> _THE REQUEST_:
Your task is to transcribe the data in full.

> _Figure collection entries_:
>>>>>

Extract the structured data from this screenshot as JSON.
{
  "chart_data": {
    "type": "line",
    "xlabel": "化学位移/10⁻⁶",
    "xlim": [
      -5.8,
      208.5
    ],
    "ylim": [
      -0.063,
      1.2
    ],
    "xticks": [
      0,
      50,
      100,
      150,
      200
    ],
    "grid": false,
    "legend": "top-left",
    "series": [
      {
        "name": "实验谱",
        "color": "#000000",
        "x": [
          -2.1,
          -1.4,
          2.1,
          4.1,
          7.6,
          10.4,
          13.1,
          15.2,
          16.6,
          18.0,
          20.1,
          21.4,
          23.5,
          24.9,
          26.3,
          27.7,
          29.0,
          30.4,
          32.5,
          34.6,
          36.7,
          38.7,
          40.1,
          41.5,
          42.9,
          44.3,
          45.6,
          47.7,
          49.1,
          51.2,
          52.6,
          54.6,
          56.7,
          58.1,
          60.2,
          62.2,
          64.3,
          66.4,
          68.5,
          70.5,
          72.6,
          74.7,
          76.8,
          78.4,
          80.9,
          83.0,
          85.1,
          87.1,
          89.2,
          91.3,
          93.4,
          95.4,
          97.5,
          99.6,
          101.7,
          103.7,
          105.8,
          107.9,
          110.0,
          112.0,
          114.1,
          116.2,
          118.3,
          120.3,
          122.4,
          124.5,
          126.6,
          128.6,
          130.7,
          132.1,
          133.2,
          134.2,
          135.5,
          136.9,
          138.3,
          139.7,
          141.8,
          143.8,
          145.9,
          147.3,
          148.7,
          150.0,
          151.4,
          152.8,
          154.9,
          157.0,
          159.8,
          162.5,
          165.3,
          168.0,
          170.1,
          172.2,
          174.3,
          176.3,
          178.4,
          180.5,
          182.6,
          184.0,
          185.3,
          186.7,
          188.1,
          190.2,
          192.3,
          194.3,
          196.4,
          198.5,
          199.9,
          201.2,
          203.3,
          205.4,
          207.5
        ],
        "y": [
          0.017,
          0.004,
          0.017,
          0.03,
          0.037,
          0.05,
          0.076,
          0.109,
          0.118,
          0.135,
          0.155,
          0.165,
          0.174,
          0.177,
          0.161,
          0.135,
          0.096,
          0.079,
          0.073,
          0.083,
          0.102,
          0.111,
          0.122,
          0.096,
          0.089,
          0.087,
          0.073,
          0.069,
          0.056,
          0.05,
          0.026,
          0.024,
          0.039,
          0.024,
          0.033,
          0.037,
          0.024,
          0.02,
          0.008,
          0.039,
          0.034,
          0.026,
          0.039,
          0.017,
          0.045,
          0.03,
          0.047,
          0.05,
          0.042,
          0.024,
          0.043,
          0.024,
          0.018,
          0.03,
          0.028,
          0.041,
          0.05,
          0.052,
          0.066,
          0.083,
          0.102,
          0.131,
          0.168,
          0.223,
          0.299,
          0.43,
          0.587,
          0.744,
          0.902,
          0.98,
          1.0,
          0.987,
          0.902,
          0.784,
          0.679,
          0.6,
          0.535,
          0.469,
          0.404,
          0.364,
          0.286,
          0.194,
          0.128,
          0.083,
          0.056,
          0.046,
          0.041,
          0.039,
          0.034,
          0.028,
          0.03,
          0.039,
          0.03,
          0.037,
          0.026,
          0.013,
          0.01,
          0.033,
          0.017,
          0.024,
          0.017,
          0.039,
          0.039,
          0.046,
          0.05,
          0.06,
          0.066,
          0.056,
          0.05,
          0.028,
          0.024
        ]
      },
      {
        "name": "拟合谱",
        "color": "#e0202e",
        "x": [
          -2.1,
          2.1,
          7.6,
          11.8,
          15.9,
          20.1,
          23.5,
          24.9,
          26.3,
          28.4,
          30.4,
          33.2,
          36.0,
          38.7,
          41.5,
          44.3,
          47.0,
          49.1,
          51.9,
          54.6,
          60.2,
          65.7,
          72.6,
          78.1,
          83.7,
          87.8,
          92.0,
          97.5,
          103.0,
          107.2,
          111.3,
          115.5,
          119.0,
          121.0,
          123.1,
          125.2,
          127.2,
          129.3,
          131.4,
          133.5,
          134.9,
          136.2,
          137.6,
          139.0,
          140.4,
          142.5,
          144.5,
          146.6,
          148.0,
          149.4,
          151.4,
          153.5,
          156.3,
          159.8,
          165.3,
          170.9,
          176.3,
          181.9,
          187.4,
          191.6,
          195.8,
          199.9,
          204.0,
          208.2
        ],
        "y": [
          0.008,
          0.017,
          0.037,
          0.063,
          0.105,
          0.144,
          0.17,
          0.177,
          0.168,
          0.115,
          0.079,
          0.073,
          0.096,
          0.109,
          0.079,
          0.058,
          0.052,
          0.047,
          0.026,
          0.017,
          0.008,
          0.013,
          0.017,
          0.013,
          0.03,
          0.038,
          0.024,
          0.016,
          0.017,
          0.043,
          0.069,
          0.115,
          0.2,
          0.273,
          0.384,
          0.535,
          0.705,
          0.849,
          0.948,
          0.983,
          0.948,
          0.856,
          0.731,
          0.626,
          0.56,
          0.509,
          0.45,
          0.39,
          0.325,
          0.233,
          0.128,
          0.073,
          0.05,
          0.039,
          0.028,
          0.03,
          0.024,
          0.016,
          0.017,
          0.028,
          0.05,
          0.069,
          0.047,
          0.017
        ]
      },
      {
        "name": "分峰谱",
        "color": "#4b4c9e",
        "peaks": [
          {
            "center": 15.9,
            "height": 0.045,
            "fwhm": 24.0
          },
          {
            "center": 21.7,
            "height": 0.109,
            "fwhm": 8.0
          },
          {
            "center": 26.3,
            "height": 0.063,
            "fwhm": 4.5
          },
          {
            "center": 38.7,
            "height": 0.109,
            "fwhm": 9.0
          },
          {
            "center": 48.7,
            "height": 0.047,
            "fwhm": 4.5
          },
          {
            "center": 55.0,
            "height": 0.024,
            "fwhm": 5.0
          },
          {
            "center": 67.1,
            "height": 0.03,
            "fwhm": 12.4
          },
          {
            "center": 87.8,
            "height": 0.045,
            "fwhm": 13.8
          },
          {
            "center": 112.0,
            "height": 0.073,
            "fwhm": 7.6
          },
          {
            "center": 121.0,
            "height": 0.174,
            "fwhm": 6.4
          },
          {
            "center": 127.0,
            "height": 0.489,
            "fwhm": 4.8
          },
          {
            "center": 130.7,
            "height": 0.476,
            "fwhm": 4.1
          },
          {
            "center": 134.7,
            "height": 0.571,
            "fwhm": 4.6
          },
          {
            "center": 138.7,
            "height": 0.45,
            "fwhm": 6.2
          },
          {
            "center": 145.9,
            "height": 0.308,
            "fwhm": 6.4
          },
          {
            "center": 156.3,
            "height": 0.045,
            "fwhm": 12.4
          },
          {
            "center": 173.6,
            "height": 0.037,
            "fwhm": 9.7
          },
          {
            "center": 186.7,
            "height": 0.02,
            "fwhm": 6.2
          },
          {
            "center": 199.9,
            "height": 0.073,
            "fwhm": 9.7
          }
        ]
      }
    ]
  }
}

<<<<<

> _EXERCISE RESPONSE_:
Extract the structured data from this screenshot as JSON.
{
  "chart_data": {
    "type": "line",
    "xlabel": "化学位移/10⁻⁶",
    "xlim": [
      -5.8,
      208.5
    ],
    "ylim": [
      -0.063,
      1.2
    ],
    "xticks": [
      0,
      50,
      100,
      150,
      200
    ],
    "grid": false,
    "legend": "top-left",
    "series": [
      {
        "name": "实验谱",
        "color": "#000000",
        "x": [
          -2.1,
          -1.4,
          2.1,
          4.1,
          7.6,
          10.4,
          13.1,
          15.2,
          16.6,
          18.0,
          20.1,
          21.4,
          23.5,
          24.9,
          26.3,
          27.7,
          29.0,
          30.4,
          32.5,
          34.6,
          36.7,
          38.7,
          40.1,
          41.5,
          42.9,
          44.3,
          45.6,
          47.7,
          49.1,
          51.2,
          52.6,
          54.6,
          56.7,
          58.1,
          60.2,
          62.2,
          64.3,
          66.4,
          68.5,
          70.5,
          72.6,
          74.7,
          76.8,
          78.4,
          80.9,
          83.0,
          85.1,
          87.1,
          89.2,
          91.3,
          93.4,
          95.4,
          97.5,
          99.6,
          101.7,
          103.7,
          105.8,
          107.9,
          110.0,
          112.0,
          114.1,
          116.2,
          118.3,
          120.3,
          122.4,
          124.5,
          126.6,
          128.6,
          130.7,
          132.1,
          133.2,
          134.2,
          135.5,
          136.9,
          138.3,
          139.7,
          141.8,
          143.8,
          145.9,
          147.3,
          148.7,
          150.0,
          151.4,
          152.8,
          154.9,
          157.0,
          159.8,
          162.5,
          165.3,
          168.0,
          170.1,
          172.2,
          174.3,
          176.3,
          178.4,
          180.5,
          182.6,
          184.0,
          185.3,
          186.7,
          188.1,
          190.2,
          192.3,
          194.3,
          196.4,
          198.5,
          199.9,
          201.2,
          203.3,
          205.4,
          207.5
        ],
        "y": [
          0.017,
          0.004,
          0.017,
          0.03,
          0.037,
          0.05,
          0.076,
          0.109,
          0.118,
          0.135,
          0.155,
          0.165,
          0.174,
          0.177,
          0.161,
          0.135,
          0.096,
          0.079,
          0.073,
          0.083,
          0.102,
          0.111,
          0.122,
          0.096,
          0.089,
          0.087,
          0.073,
          0.069,
          0.056,
          0.05,
          0.026,
          0.024,
          0.039,
          0.024,
          0.033,
          0.037,
          0.024,
          0.02,
          0.008,
          0.039,
          0.034,
          0.026,
          0.039,
          0.017,
          0.045,
          0.03,
          0.047,
          0.05,
          0.042,
          0.024,
          0.043,
          0.024,
          0.018,
          0.03,
          0.028,
          0.041,
          0.05,
          0.052,
          0.066,
          0.083,
          0.102,
          0.131,
          0.168,
          0.223,
          0.299,
          0.43,
          0.587,
          0.744,
          0.902,
          0.98,
          1.0,
          0.987,
          0.902,
          0.784,
          0.679,
          0.6,
          0.535,
          0.469,
          0.404,
          0.364,
          0.286,
          0.194,
          0.128,
          0.083,
          0.056,
          0.046,
          0.041,
          0.039,
          0.034,
          0.028,
          0.03,
          0.039,
          0.03,
          0.037,
          0.026,
          0.013,
          0.01,
          0.033,
          0.017,
          0.024,
          0.017,
          0.039,
          0.039,
          0.046,
          0.05,
          0.06,
          0.066,
          0.056,
          0.05,
          0.028,
          0.024
        ]
      },
      {
        "name": "拟合谱",
        "color": "#e0202e",
        "x": [
          -2.1,
          2.1,
          7.6,
          11.8,
          15.9,
          20.1,
          23.5,
          24.9,
          26.3,
          28.4,
          30.4,
          33.2,
          36.0,
          38.7,
          41.5,
          44.3,
          47.0,
          49.1,
          51.9,
          54.6,
          60.2,
          65.7,
          72.6,
          78.1,
          83.7,
          87.8,
          92.0,
          97.5,
          103.0,
          107.2,
          111.3,
          115.5,
          119.0,
          121.0,
          123.1,
          125.2,
          127.2,
          129.3,
          131.4,
          133.5,
          134.9,
          136.2,
          137.6,
          139.0,
          140.4,
          142.5,
          144.5,
          146.6,
          148.0,
          149.4,
          151.4,
          153.5,
          156.3,
          159.8,
          165.3,
          170.9,
          176.3,
          181.9,
          187.4,
          191.6,
          195.8,
          199.9,
          204.0,
          208.2
        ],
        "y": [
          0.008,
          0.017,
          0.037,
          0.063,
          0.105,
          0.144,
          0.17,
          0.177,
          0.168,
          0.115,
          0.079,
          0.073,
          0.096,
          0.109,
          0.079,
          0.058,
          0.052,
          0.047,
          0.026,
          0.017,
          0.008,
          0.013,
          0.017,
          0.013,
          0.03,
          0.038,
          0.024,
          0.016,
          0.017,
          0.043,
          0.069,
          0.115,
          0.2,
          0.273,
          0.384,
          0.535,
          0.705,
          0.849,
          0.948,
          0.983,
          0.948,
          0.856,
          0.731,
          0.626,
          0.56,
          0.509,
          0.45,
          0.39,
          0.325,
          0.233,
          0.128,
          0.073,
          0.05,
          0.039,
          0.028,
          0.03,
          0.024,
          0.016,
          0.017,
          0.028,
          0.05,
          0.069,
          0.047,
          0.017
        ]
      },
      {
        "name": "分峰谱",
        "color": "#4b4c9e",
        "peaks": [
          {
            "center": 15.9,
            "height": 0.045,
            "fwhm": 24.0
          },
          {
            "center": 21.7,
            "height": 0.109,
            "fwhm": 8.0
          },
          {
            "center": 26.3,
            "height": 0.063,
            "fwhm": 4.5
          },
          {
            "center": 38.7,
            "height": 0.109,
            "fwhm": 9.0
          },
          {
            "center": 48.7,
            "height": 0.047,
            "fwhm": 4.5
          },
          {
            "center": 55.0,
            "height": 0.024,
            "fwhm": 5.0
          },
          {
            "center": 67.1,
            "height": 0.03,
            "fwhm": 12.4
          },
          {
            "center": 87.8,
            "height": 0.045,
            "fwhm": 13.8
          },
          {
            "center": 112.0,
            "height": 0.073,
            "fwhm": 7.6
          },
          {
            "center": 121.0,
            "height": 0.174,
            "fwhm": 6.4
          },
          {
            "center": 127.0,
            "height": 0.489,
            "fwhm": 4.8
          },
          {
            "center": 130.7,
            "height": 0.476,
            "fwhm": 4.1
          },
          {
            "center": 134.7,
            "height": 0.571,
            "fwhm": 4.6
          },
          {
            "center": 138.7,
            "height": 0.45,
            "fwhm": 6.2
          },
          {
            "center": 145.9,
            "height": 0.308,
            "fwhm": 6.4
          },
          {
            "center": 156.3,
            "height": 0.045,
            "fwhm": 12.4
          },
          {
            "center": 173.6,
            "height": 0.037,
            "fwhm": 9.7
          },
          {
            "center": 186.7,
            "height": 0.02,
            "fwhm": 6.2
          },
          {
            "center": 199.9,
            "height": 0.073,
            "fwhm": 9.7
          }
        ]
      }
    ]
  }
}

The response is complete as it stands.